Data shown:
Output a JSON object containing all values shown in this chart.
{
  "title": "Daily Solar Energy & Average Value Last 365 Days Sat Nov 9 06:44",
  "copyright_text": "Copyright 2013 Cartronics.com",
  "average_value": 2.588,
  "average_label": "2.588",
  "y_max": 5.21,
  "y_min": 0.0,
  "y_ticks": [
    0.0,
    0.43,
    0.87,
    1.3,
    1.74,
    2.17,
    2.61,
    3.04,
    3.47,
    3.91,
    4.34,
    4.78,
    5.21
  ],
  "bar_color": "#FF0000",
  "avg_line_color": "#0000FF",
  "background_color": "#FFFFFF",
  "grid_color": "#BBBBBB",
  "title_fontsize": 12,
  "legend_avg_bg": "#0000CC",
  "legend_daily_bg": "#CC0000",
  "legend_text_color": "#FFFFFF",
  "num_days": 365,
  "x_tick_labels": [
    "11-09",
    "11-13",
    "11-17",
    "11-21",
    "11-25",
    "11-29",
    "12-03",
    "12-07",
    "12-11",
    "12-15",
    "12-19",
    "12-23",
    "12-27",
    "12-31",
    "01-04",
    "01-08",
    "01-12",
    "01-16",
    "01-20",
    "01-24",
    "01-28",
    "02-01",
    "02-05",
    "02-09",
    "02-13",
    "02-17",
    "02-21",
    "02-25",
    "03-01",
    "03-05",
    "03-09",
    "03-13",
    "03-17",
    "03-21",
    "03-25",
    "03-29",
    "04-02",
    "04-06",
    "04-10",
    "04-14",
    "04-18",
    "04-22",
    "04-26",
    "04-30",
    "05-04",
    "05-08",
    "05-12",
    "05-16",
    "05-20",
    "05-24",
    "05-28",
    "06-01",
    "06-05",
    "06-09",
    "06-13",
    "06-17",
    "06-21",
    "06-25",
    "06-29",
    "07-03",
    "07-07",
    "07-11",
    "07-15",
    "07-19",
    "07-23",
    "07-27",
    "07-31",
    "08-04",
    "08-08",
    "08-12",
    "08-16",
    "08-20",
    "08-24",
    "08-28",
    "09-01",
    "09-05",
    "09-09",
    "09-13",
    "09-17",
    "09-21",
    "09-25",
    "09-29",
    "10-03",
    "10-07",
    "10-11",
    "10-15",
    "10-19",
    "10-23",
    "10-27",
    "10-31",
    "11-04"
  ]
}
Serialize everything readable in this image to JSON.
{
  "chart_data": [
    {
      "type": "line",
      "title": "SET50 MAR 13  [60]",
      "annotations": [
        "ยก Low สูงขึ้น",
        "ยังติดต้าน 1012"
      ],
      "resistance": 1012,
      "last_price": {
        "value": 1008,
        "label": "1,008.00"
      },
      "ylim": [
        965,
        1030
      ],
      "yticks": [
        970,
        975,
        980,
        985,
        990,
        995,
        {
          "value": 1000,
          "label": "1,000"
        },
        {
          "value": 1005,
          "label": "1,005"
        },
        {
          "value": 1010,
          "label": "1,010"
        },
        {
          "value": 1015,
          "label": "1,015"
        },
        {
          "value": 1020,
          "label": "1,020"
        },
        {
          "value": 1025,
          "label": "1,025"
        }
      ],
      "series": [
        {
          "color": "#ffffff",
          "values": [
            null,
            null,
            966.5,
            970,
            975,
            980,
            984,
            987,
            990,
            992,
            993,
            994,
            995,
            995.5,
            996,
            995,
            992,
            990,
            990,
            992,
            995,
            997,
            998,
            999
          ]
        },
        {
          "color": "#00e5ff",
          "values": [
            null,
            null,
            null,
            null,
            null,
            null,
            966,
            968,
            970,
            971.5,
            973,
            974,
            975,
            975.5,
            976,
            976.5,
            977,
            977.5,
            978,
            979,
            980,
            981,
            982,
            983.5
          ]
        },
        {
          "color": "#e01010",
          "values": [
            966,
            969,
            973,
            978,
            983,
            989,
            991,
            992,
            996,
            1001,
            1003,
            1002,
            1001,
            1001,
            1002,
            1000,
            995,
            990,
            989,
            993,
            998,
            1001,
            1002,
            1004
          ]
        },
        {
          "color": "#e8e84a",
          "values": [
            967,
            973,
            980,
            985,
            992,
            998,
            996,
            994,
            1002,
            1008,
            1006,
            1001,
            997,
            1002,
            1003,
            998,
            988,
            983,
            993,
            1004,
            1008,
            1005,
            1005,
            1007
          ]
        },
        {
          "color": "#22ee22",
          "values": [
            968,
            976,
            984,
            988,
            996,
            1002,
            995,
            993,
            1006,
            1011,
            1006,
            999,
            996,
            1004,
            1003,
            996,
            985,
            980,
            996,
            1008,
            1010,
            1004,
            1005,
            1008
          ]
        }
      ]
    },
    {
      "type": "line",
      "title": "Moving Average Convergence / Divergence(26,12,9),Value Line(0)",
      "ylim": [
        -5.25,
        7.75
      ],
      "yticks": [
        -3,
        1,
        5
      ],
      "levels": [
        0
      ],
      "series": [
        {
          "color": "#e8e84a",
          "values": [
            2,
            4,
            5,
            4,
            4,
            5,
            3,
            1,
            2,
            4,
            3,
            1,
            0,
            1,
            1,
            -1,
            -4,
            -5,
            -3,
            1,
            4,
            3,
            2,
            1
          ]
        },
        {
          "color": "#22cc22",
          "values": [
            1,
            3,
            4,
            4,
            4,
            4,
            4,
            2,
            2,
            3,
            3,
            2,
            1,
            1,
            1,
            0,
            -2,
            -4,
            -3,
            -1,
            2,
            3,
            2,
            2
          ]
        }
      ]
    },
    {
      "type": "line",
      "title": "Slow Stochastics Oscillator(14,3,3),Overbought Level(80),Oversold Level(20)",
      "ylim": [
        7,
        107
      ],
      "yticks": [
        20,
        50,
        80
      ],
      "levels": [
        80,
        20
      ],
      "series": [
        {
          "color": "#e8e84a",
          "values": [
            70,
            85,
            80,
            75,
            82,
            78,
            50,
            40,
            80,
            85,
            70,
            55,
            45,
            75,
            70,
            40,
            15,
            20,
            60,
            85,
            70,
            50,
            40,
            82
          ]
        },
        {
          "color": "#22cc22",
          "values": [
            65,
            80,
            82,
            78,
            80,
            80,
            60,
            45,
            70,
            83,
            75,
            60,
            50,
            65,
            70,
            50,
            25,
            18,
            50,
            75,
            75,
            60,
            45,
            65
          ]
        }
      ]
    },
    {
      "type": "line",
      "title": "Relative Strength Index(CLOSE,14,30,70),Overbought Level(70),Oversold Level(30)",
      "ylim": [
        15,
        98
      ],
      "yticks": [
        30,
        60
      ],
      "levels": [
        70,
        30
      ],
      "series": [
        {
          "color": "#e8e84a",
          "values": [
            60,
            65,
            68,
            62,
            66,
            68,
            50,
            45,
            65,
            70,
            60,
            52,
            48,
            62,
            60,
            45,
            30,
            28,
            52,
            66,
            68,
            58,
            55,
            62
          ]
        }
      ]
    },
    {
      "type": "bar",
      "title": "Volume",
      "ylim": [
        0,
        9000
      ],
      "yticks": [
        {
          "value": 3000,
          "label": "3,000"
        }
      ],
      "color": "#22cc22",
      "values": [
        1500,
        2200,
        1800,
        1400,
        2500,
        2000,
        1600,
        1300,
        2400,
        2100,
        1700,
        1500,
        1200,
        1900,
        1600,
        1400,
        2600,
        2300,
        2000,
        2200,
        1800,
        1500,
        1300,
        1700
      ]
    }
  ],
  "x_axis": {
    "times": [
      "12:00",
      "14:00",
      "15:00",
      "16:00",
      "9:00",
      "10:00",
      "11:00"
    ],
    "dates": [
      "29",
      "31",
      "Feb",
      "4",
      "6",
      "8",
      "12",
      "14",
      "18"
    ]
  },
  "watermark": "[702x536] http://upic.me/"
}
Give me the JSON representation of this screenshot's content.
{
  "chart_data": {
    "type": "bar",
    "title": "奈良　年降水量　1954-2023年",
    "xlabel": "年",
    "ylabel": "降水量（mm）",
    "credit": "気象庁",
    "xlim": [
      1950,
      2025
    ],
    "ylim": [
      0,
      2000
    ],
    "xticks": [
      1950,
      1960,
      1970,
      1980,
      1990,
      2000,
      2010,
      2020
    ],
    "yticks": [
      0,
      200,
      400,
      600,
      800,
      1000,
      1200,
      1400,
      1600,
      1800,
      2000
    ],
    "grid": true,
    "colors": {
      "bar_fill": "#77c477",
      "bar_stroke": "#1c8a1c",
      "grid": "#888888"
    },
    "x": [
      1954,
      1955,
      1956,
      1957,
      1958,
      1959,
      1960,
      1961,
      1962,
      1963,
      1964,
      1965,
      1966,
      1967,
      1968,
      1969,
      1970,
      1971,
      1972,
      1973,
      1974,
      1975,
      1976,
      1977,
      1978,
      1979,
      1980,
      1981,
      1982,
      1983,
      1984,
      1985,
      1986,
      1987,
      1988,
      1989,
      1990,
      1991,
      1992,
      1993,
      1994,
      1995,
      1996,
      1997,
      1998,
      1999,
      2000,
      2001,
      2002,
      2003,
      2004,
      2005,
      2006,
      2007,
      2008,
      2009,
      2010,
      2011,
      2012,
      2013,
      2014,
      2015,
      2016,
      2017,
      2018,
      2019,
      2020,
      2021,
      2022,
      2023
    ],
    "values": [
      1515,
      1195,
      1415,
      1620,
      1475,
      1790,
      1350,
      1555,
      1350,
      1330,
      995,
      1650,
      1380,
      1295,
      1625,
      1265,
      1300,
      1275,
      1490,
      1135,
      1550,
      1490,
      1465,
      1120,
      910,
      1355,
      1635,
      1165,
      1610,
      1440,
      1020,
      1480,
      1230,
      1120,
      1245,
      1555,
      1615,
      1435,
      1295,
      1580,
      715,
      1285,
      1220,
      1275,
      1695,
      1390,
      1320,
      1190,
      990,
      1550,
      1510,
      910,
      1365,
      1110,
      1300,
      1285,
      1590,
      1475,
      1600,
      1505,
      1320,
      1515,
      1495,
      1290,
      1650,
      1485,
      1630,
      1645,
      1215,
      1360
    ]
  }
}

Instruction: Find each line holding "this". Copy it out.

Exercise response:
Output a JSON object containing all values shown in this chart.
Serialize everything readable in this image to JSON.
Give me the JSON representation of this screenshot's content.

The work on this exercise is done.